Instructions to follow: Leave out the pictures and copy everything else in the entries exactly.

(Dataset items)

+++

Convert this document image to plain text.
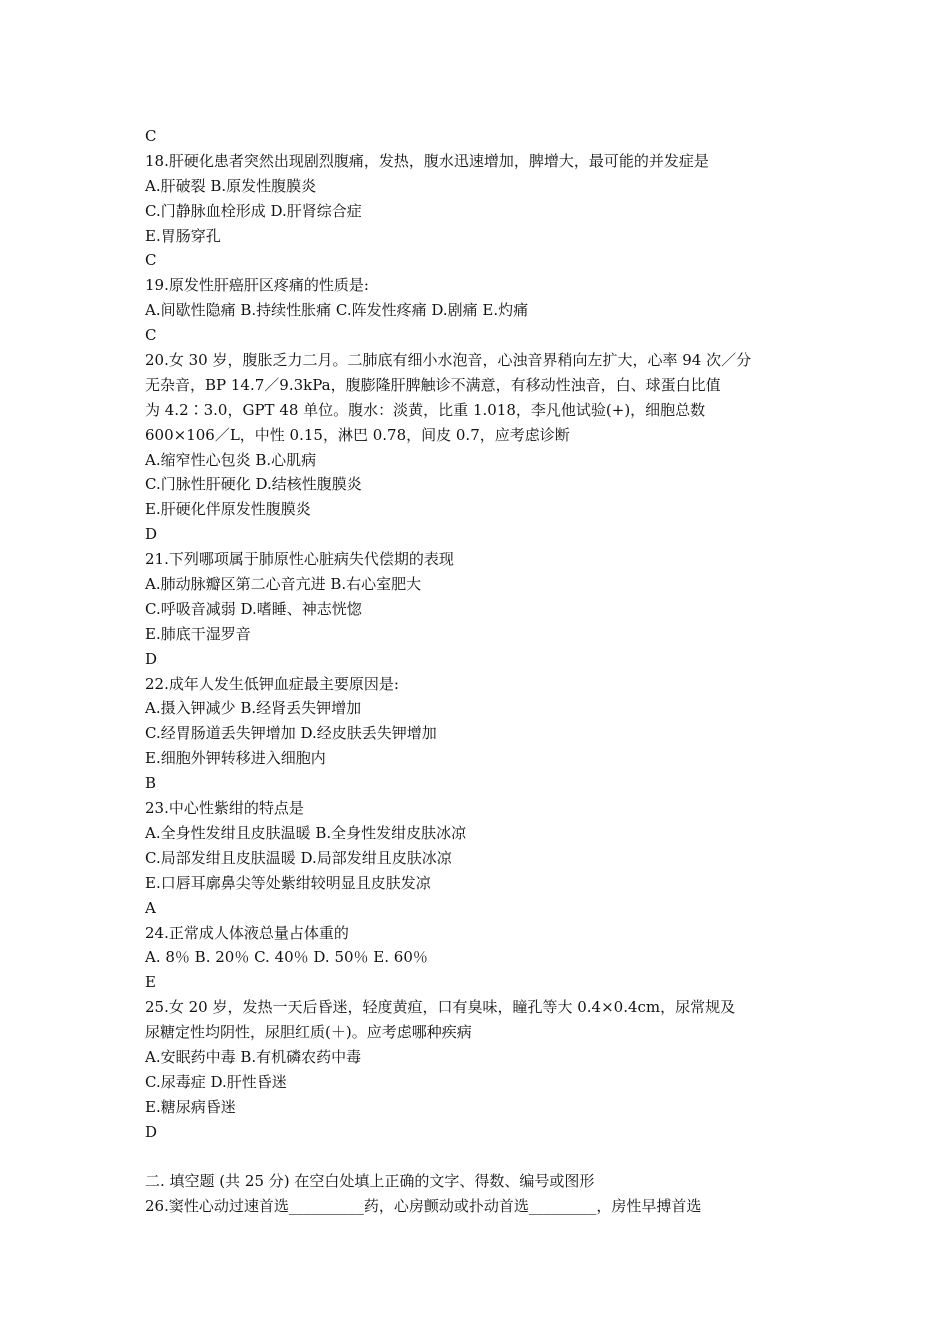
C
18.肝硬化患者突然出现剧烈腹痛，发热，腹水迅速增加，脾增大，最可能的并发症是
A.肝破裂 B.原发性腹膜炎
C.门静脉血栓形成 D.肝肾综合症
E.胃肠穿孔
C
19.原发性肝癌肝区疼痛的性质是:
A.间歇性隐痛 B.持续性胀痛 C.阵发性疼痛 D.剧痛 E.灼痛
C
20.女 30 岁，腹胀乏力二月。二肺底有细小水泡音，心浊音界稍向左扩大，心率 94 次／分
无杂音，BP 14.7／9.3kPa，腹膨隆肝脾触诊不满意，有移动性浊音，白、球蛋白比值
为 4.2∶3.0，GPT 48 单位。腹水：淡黄，比重 1.018，李凡他试验(+)，细胞总数
600×106／L，中性 0.15，淋巴 0.78，间皮 0.7，应考虑诊断
A.缩窄性心包炎 B.心肌病
C.门脉性肝硬化 D.结核性腹膜炎
E.肝硬化伴原发性腹膜炎
D
21.下列哪项属于肺原性心脏病失代偿期的表现
A.肺动脉瓣区第二心音亢进 B.右心室肥大
C.呼吸音减弱 D.嗜睡、神志恍惚
E.肺底干湿罗音
D
22.成年人发生低钾血症最主要原因是:
A.摄入钾减少 B.经肾丢失钾增加
C.经胃肠道丢失钾增加 D.经皮肤丢失钾增加
E.细胞外钾转移进入细胞内
B
23.中心性紫绀的特点是
A.全身性发绀且皮肤温暖 B.全身性发绀皮肤冰凉
C.局部发绀且皮肤温暖 D.局部发绀且皮肤冰凉
E.口唇耳廓鼻尖等处紫绀较明显且皮肤发凉
A
24.正常成人体液总量占体重的
A. 8％ B. 20％ C. 40％ D. 50％ E. 60％
E
25.女 20 岁，发热一天后昏迷，轻度黄疸，口有臭味，瞳孔等大 0.4×0.4cm，尿常规及
尿糖定性均阴性，尿胆红质(＋)。应考虑哪种疾病
A.安眠药中毒 B.有机磷农药中毒
C.尿毒症 D.肝性昏迷
E.糖尿病昏迷
D
二. 填空题 (共 25 分) 在空白处填上正确的文字、得数、编号或图形
26.窦性心动过速首选__________药，心房颤动或扑动首选_________，房性早搏首选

+++

Response below:
Convert this document image to plain text.
C
18.肝硬化患者突然出现剧烈腹痛，发热，腹水迅速增加，脾增大，最可能的并发症是
A.肝破裂 B.原发性腹膜炎
C.门静脉血栓形成 D.肝肾综合症
E.胃肠穿孔
C
19.原发性肝癌肝区疼痛的性质是:
A.间歇性隐痛 B.持续性胀痛 C.阵发性疼痛 D.剧痛 E.灼痛
C
20.女 30 岁，腹胀乏力二月。二肺底有细小水泡音，心浊音界稍向左扩大，心率 94 次／分
无杂音，BP 14.7／9.3kPa，腹膨隆肝脾触诊不满意，有移动性浊音，白、球蛋白比值
为 4.2∶3.0，GPT 48 单位。腹水：淡黄，比重 1.018，李凡他试验(+)，细胞总数
600×106／L，中性 0.15，淋巴 0.78，间皮 0.7，应考虑诊断
A.缩窄性心包炎 B.心肌病
C.门脉性肝硬化 D.结核性腹膜炎
E.肝硬化伴原发性腹膜炎
D
21.下列哪项属于肺原性心脏病失代偿期的表现
A.肺动脉瓣区第二心音亢进 B.右心室肥大
C.呼吸音减弱 D.嗜睡、神志恍惚
E.肺底干湿罗音
D
22.成年人发生低钾血症最主要原因是:
A.摄入钾减少 B.经肾丢失钾增加
C.经胃肠道丢失钾增加 D.经皮肤丢失钾增加
E.细胞外钾转移进入细胞内
B
23.中心性紫绀的特点是
A.全身性发绀且皮肤温暖 B.全身性发绀皮肤冰凉
C.局部发绀且皮肤温暖 D.局部发绀且皮肤冰凉
E.口唇耳廓鼻尖等处紫绀较明显且皮肤发凉
A
24.正常成人体液总量占体重的
A. 8％ B. 20％ C. 40％ D. 50％ E. 60％
E
25.女 20 岁，发热一天后昏迷，轻度黄疸，口有臭味，瞳孔等大 0.4×0.4cm，尿常规及
尿糖定性均阴性，尿胆红质(＋)。应考虑哪种疾病
A.安眠药中毒 B.有机磷农药中毒
C.尿毒症 D.肝性昏迷
E.糖尿病昏迷
D
二. 填空题 (共 25 分) 在空白处填上正确的文字、得数、编号或图形
26.窦性心动过速首选__________药，心房颤动或扑动首选_________，房性早搏首选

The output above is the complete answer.